## What you have to do
Could every line of the data be printed exactly as it reads?

## BEGIN Dataset records

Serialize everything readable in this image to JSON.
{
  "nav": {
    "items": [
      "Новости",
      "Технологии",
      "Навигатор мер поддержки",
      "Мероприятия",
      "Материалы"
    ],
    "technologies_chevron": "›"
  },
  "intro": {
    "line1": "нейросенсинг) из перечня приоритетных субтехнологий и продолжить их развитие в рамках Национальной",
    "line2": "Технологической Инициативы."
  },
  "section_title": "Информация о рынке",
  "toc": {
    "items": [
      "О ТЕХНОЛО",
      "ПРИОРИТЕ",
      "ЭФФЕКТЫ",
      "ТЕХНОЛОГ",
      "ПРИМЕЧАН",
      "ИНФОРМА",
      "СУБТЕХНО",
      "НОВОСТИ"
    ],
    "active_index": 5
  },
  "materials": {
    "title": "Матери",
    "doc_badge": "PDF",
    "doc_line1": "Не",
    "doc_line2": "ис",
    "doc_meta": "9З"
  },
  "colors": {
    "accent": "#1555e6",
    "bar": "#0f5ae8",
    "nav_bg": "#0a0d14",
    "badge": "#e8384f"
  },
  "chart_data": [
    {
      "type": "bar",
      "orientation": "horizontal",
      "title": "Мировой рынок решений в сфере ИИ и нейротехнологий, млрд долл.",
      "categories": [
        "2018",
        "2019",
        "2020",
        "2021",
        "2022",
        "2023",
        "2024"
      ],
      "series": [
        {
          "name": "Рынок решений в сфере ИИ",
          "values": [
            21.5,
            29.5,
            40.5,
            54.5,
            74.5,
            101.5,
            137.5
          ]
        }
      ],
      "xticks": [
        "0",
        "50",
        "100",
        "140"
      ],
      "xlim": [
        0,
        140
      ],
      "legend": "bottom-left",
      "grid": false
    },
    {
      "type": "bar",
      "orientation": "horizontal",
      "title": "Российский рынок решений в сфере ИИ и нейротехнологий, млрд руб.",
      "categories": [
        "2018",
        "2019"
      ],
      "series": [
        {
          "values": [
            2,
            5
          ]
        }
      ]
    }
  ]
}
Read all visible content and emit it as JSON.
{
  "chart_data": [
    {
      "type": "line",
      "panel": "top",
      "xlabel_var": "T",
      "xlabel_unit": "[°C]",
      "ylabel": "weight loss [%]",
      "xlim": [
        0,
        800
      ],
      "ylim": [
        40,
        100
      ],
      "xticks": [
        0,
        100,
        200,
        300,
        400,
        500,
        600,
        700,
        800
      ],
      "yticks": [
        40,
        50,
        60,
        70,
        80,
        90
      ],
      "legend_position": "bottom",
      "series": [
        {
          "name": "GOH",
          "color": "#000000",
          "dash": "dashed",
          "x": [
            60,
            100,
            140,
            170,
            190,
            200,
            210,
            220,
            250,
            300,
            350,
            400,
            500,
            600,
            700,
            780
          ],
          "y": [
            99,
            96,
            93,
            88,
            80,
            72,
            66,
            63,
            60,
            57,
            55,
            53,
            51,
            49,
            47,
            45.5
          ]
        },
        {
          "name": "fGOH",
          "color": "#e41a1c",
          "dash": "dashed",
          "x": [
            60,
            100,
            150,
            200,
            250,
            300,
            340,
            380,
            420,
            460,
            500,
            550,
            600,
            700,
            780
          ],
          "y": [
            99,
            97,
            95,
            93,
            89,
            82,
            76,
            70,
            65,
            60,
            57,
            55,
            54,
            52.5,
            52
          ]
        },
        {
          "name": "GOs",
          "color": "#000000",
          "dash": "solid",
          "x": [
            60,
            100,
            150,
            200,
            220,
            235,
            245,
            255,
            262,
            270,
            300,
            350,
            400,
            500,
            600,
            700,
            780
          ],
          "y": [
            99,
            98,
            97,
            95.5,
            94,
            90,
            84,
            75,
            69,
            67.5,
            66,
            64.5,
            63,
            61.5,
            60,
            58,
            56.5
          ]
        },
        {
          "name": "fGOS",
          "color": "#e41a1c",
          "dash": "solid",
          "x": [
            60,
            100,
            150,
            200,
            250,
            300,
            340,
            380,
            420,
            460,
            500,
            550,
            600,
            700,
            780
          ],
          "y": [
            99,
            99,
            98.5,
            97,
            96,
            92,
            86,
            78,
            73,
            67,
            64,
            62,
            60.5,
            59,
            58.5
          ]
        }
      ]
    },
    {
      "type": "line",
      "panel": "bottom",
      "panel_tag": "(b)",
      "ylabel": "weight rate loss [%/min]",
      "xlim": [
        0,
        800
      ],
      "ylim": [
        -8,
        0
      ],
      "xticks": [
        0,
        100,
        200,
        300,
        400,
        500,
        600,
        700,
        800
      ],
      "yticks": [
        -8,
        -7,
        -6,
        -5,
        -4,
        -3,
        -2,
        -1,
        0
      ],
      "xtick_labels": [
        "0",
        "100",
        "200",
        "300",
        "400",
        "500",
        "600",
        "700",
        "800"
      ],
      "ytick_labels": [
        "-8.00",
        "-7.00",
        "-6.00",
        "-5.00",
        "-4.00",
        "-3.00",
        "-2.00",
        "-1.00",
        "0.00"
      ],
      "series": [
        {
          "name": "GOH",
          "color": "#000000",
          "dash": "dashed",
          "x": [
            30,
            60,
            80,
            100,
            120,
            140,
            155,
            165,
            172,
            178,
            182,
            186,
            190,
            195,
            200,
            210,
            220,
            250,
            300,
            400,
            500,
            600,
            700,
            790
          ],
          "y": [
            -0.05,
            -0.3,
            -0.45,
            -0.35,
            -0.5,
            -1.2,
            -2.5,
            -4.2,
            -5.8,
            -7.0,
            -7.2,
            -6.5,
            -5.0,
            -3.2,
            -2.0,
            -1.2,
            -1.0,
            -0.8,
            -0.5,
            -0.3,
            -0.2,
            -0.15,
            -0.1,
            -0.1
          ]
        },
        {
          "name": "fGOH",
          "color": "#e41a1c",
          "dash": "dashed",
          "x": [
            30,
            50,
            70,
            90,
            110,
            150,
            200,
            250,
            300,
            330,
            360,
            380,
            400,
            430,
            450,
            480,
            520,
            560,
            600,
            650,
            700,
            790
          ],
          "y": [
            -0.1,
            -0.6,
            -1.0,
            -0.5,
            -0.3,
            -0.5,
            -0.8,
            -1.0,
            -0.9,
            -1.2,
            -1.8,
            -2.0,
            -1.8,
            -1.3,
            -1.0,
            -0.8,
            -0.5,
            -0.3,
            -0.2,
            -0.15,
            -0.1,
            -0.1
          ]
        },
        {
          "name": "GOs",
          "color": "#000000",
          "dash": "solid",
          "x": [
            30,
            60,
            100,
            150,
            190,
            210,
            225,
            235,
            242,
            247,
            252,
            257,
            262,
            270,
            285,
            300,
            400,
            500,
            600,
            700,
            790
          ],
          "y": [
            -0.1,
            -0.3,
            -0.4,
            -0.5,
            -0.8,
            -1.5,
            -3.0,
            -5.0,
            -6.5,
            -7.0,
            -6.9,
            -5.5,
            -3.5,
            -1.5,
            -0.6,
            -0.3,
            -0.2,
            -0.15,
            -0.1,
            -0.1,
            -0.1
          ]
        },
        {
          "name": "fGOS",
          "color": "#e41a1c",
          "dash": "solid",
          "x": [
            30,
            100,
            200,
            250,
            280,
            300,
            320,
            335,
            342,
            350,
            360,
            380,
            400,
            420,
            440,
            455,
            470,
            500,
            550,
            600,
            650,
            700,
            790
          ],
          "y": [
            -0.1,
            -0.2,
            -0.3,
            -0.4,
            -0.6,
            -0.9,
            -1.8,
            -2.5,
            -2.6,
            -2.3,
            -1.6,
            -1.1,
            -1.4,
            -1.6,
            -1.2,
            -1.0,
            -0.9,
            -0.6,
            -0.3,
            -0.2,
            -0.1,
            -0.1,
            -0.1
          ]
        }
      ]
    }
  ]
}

## END Dataset records

## The answer
Serialize everything readable in this image to JSON.
{
  "nav": {
    "items": [
      "Новости",
      "Технологии",
      "Навигатор мер поддержки",
      "Мероприятия",
      "Материалы"
    ],
    "technologies_chevron": "›"
  },
  "intro": {
    "line1": "нейросенсинг) из перечня приоритетных субтехнологий и продолжить их развитие в рамках Национальной",
    "line2": "Технологической Инициативы."
  },
  "section_title": "Информация о рынке",
  "toc": {
    "items": [
      "О ТЕХНОЛО",
      "ПРИОРИТЕ",
      "ЭФФЕКТЫ",
      "ТЕХНОЛОГ",
      "ПРИМЕЧАН",
      "ИНФОРМА",
      "СУБТЕХНО",
      "НОВОСТИ"
    ],
    "active_index": 5
  },
  "materials": {
    "title": "Матери",
    "doc_badge": "PDF",
    "doc_line1": "Не",
    "doc_line2": "ис",
    "doc_meta": "9З"
  },
  "colors": {
    "accent": "#1555e6",
    "bar": "#0f5ae8",
    "nav_bg": "#0a0d14",
    "badge": "#e8384f"
  },
  "chart_data": [
    {
      "type": "bar",
      "orientation": "horizontal",
      "title": "Мировой рынок решений в сфере ИИ и нейротехнологий, млрд долл.",
      "categories": [
        "2018",
        "2019",
        "2020",
        "2021",
        "2022",
        "2023",
        "2024"
      ],
      "series": [
        {
          "name": "Рынок решений в сфере ИИ",
          "values": [
            21.5,
            29.5,
            40.5,
            54.5,
            74.5,
            101.5,
            137.5
          ]
        }
      ],
      "xticks": [
        "0",
        "50",
        "100",
        "140"
      ],
      "xlim": [
        0,
        140
      ],
      "legend": "bottom-left",
      "grid": false
    },
    {
      "type": "bar",
      "orientation": "horizontal",
      "title": "Российский рынок решений в сфере ИИ и нейротехнологий, млрд руб.",
      "categories": [
        "2018",
        "2019"
      ],
      "series": [
        {
          "values": [
            2,
            5
          ]
        }
      ]
    }
  ]
}
Read all visible content and emit it as JSON.
{
  "chart_data": [
    {
      "type": "line",
      "panel": "top",
      "xlabel_var": "T",
      "xlabel_unit": "[°C]",
      "ylabel": "weight loss [%]",
      "xlim": [
        0,
        800
      ],
      "ylim": [
        40,
        100
      ],
      "xticks": [
        0,
        100,
        200,
        300,
        400,
        500,
        600,
        700,
        800
      ],
      "yticks": [
        40,
        50,
        60,
        70,
        80,
        90
      ],
      "legend_position": "bottom",
      "series": [
        {
          "name": "GOH",
          "color": "#000000",
          "dash": "dashed",
          "x": [
            60,
            100,
            140,
            170,
            190,
            200,
            210,
            220,
            250,
            300,
            350,
            400,
            500,
            600,
            700,
            780
          ],
          "y": [
            99,
            96,
            93,
            88,
            80,
            72,
            66,
            63,
            60,
            57,
            55,
            53,
            51,
            49,
            47,
            45.5
          ]
        },
        {
          "name": "fGOH",
          "color": "#e41a1c",
          "dash": "dashed",
          "x": [
            60,
            100,
            150,
            200,
            250,
            300,
            340,
            380,
            420,
            460,
            500,
            550,
            600,
            700,
            780
          ],
          "y": [
            99,
            97,
            95,
            93,
            89,
            82,
            76,
            70,
            65,
            60,
            57,
            55,
            54,
            52.5,
            52
          ]
        },
        {
          "name": "GOs",
          "color": "#000000",
          "dash": "solid",
          "x": [
            60,
            100,
            150,
            200,
            220,
            235,
            245,
            255,
            262,
            270,
            300,
            350,
            400,
            500,
            600,
            700,
            780
          ],
          "y": [
            99,
            98,
            97,
            95.5,
            94,
            90,
            84,
            75,
            69,
            67.5,
            66,
            64.5,
            63,
            61.5,
            60,
            58,
            56.5
          ]
        },
        {
          "name": "fGOS",
          "color": "#e41a1c",
          "dash": "solid",
          "x": [
            60,
            100,
            150,
            200,
            250,
            300,
            340,
            380,
            420,
            460,
            500,
            550,
            600,
            700,
            780
          ],
          "y": [
            99,
            99,
            98.5,
            97,
            96,
            92,
            86,
            78,
            73,
            67,
            64,
            62,
            60.5,
            59,
            58.5
          ]
        }
      ]
    },
    {
      "type": "line",
      "panel": "bottom",
      "panel_tag": "(b)",
      "ylabel": "weight rate loss [%/min]",
      "xlim": [
        0,
        800
      ],
      "ylim": [
        -8,
        0
      ],
      "xticks": [
        0,
        100,
        200,
        300,
        400,
        500,
        600,
        700,
        800
      ],
      "yticks": [
        -8,
        -7,
        -6,
        -5,
        -4,
        -3,
        -2,
        -1,
        0
      ],
      "xtick_labels": [
        "0",
        "100",
        "200",
        "300",
        "400",
        "500",
        "600",
        "700",
        "800"
      ],
      "ytick_labels": [
        "-8.00",
        "-7.00",
        "-6.00",
        "-5.00",
        "-4.00",
        "-3.00",
        "-2.00",
        "-1.00",
        "0.00"
      ],
      "series": [
        {
          "name": "GOH",
          "color": "#000000",
          "dash": "dashed",
          "x": [
            30,
            60,
            80,
            100,
            120,
            140,
            155,
            165,
            172,
            178,
            182,
            186,
            190,
            195,
            200,
            210,
            220,
            250,
            300,
            400,
            500,
            600,
            700,
            790
          ],
          "y": [
            -0.05,
            -0.3,
            -0.45,
            -0.35,
            -0.5,
            -1.2,
            -2.5,
            -4.2,
            -5.8,
            -7.0,
            -7.2,
            -6.5,
            -5.0,
            -3.2,
            -2.0,
            -1.2,
            -1.0,
            -0.8,
            -0.5,
            -0.3,
            -0.2,
            -0.15,
            -0.1,
            -0.1
          ]
        },
        {
          "name": "fGOH",
          "color": "#e41a1c",
          "dash": "dashed",
          "x": [
            30,
            50,
            70,
            90,
            110,
            150,
            200,
            250,
            300,
            330,
            360,
            380,
            400,
            430,
            450,
            480,
            520,
            560,
            600,
            650,
            700,
            790
          ],
          "y": [
            -0.1,
            -0.6,
            -1.0,
            -0.5,
            -0.3,
            -0.5,
            -0.8,
            -1.0,
            -0.9,
            -1.2,
            -1.8,
            -2.0,
            -1.8,
            -1.3,
            -1.0,
            -0.8,
            -0.5,
            -0.3,
            -0.2,
            -0.15,
            -0.1,
            -0.1
          ]
        },
        {
          "name": "GOs",
          "color": "#000000",
          "dash": "solid",
          "x": [
            30,
            60,
            100,
            150,
            190,
            210,
            225,
            235,
            242,
            247,
            252,
            257,
            262,
            270,
            285,
            300,
            400,
            500,
            600,
            700,
            790
          ],
          "y": [
            -0.1,
            -0.3,
            -0.4,
            -0.5,
            -0.8,
            -1.5,
            -3.0,
            -5.0,
            -6.5,
            -7.0,
            -6.9,
            -5.5,
            -3.5,
            -1.5,
            -0.6,
            -0.3,
            -0.2,
            -0.15,
            -0.1,
            -0.1,
            -0.1
          ]
        },
        {
          "name": "fGOS",
          "color": "#e41a1c",
          "dash": "solid",
          "x": [
            30,
            100,
            200,
            250,
            280,
            300,
            320,
            335,
            342,
            350,
            360,
            380,
            400,
            420,
            440,
            455,
            470,
            500,
            550,
            600,
            650,
            700,
            790
          ],
          "y": [
            -0.1,
            -0.2,
            -0.3,
            -0.4,
            -0.6,
            -0.9,
            -1.8,
            -2.5,
            -2.6,
            -2.3,
            -1.6,
            -1.1,
            -1.4,
            -1.6,
            -1.2,
            -1.0,
            -0.9,
            -0.6,
            -0.3,
            -0.2,
            -0.1,
            -0.1,
            -0.1
          ]
        }
      ]
    }
  ]
}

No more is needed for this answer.